#### [PROBLEM STATEMENT]
Locate and copy each line in the data that contains the word "Convert".

#### [EXTRACTED RECORDS]
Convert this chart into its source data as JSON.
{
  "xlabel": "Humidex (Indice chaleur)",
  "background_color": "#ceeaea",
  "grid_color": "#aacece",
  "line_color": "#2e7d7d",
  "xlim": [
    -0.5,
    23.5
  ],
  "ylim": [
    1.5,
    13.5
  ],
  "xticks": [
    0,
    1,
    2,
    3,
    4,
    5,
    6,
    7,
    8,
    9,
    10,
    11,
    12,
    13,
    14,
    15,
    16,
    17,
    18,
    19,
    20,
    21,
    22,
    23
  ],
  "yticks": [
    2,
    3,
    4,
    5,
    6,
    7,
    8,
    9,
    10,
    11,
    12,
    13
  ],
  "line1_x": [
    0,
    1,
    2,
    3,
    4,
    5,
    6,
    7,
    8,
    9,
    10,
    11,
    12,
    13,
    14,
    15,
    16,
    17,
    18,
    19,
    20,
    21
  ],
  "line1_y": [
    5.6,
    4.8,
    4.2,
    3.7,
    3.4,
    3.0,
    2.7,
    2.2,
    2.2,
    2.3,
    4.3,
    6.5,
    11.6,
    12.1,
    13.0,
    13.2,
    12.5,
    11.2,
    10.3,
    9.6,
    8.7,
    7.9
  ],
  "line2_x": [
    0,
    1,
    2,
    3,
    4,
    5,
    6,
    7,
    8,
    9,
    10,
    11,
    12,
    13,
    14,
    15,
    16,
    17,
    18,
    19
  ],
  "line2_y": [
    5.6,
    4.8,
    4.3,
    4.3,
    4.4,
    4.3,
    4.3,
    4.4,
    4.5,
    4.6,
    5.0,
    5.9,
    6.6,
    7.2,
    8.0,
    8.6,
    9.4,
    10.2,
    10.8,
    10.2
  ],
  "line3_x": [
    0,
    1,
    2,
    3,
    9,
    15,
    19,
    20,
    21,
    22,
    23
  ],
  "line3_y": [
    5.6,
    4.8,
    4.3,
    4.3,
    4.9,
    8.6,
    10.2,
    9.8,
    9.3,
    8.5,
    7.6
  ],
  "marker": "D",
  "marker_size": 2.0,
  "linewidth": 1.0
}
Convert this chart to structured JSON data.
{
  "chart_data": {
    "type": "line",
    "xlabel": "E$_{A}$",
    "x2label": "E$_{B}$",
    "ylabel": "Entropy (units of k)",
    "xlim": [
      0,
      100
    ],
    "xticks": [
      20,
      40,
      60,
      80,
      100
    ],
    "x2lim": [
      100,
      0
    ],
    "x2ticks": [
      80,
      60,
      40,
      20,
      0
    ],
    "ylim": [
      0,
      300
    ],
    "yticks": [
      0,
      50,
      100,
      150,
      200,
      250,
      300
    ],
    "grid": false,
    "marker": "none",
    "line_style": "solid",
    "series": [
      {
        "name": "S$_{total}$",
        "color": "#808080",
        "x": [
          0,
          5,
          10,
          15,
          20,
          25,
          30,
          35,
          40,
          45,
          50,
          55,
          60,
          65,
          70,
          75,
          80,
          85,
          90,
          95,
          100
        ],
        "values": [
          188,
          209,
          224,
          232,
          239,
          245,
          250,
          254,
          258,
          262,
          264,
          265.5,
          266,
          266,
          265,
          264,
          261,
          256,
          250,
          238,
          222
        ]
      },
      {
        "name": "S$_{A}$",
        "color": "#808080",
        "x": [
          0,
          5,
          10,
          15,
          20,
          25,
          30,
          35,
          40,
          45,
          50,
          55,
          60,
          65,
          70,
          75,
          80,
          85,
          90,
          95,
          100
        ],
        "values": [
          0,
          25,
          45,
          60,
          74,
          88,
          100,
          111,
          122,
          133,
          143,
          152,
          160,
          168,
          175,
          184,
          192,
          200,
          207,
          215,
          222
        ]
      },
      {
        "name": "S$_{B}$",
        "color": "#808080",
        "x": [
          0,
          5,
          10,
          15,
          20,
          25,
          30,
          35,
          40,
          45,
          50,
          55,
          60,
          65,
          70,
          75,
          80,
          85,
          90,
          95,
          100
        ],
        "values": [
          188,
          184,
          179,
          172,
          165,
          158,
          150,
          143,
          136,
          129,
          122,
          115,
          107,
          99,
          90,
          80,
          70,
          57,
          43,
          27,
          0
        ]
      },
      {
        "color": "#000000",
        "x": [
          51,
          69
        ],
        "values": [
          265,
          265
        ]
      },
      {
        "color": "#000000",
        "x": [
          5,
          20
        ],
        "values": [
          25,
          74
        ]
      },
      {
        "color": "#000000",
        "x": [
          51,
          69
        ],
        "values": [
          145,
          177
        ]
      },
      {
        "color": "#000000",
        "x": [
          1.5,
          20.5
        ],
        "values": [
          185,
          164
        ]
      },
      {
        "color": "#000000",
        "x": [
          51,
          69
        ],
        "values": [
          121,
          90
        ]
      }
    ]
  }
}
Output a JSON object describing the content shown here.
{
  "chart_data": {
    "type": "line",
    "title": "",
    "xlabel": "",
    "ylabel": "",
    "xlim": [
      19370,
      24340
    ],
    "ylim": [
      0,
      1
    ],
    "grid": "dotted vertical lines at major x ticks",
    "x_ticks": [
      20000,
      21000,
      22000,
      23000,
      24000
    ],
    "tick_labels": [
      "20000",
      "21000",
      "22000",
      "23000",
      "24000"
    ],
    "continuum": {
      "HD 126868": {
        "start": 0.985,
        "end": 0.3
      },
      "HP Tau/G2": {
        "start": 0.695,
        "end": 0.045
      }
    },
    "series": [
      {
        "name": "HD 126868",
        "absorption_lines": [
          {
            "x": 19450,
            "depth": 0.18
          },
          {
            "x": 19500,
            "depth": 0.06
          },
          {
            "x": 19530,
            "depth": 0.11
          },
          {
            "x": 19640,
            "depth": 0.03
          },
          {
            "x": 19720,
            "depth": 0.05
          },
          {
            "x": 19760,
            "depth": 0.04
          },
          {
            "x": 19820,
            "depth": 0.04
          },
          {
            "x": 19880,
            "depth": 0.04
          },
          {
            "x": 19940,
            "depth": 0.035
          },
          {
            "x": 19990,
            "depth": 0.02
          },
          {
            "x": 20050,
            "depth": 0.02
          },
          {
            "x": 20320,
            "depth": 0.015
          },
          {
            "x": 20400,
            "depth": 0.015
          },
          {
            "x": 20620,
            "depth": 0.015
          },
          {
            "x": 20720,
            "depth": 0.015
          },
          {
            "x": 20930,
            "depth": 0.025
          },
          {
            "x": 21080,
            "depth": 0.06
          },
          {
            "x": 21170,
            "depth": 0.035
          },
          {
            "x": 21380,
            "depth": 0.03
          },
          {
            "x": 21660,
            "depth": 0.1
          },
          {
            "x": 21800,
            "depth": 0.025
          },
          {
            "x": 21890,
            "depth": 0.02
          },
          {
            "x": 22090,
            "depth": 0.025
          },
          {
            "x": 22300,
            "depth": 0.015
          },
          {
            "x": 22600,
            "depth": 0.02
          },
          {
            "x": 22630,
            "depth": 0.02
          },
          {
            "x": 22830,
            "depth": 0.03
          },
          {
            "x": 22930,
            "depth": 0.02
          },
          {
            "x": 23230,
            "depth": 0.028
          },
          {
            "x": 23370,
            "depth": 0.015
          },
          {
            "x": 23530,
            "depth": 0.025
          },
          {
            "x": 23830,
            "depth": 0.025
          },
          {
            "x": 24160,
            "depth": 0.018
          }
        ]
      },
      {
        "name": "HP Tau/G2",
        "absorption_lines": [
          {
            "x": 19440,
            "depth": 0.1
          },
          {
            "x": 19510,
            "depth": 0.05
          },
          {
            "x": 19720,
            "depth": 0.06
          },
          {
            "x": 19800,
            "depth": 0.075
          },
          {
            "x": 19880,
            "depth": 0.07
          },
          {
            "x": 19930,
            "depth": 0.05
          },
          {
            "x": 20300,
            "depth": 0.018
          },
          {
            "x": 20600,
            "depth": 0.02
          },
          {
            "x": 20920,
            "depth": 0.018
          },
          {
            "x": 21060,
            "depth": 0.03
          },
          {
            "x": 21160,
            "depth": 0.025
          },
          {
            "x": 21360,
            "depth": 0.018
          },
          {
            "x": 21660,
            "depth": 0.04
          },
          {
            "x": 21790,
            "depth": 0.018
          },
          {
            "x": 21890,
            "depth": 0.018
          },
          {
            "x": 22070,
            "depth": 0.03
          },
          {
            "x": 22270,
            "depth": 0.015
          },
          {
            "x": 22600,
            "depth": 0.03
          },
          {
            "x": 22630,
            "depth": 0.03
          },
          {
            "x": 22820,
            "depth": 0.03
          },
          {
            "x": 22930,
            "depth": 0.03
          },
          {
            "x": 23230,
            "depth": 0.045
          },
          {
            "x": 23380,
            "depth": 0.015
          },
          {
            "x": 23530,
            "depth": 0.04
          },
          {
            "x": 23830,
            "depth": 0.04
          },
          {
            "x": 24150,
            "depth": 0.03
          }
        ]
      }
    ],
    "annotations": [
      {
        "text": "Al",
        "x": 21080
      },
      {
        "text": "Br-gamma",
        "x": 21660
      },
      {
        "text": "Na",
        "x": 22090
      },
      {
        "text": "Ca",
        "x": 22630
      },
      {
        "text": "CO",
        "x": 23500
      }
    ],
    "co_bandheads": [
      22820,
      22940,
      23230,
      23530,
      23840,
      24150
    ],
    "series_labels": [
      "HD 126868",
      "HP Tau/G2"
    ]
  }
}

#### [RESPONSE BELOW]
Convert this chart into its source data as JSON.
Convert this chart to structured JSON data.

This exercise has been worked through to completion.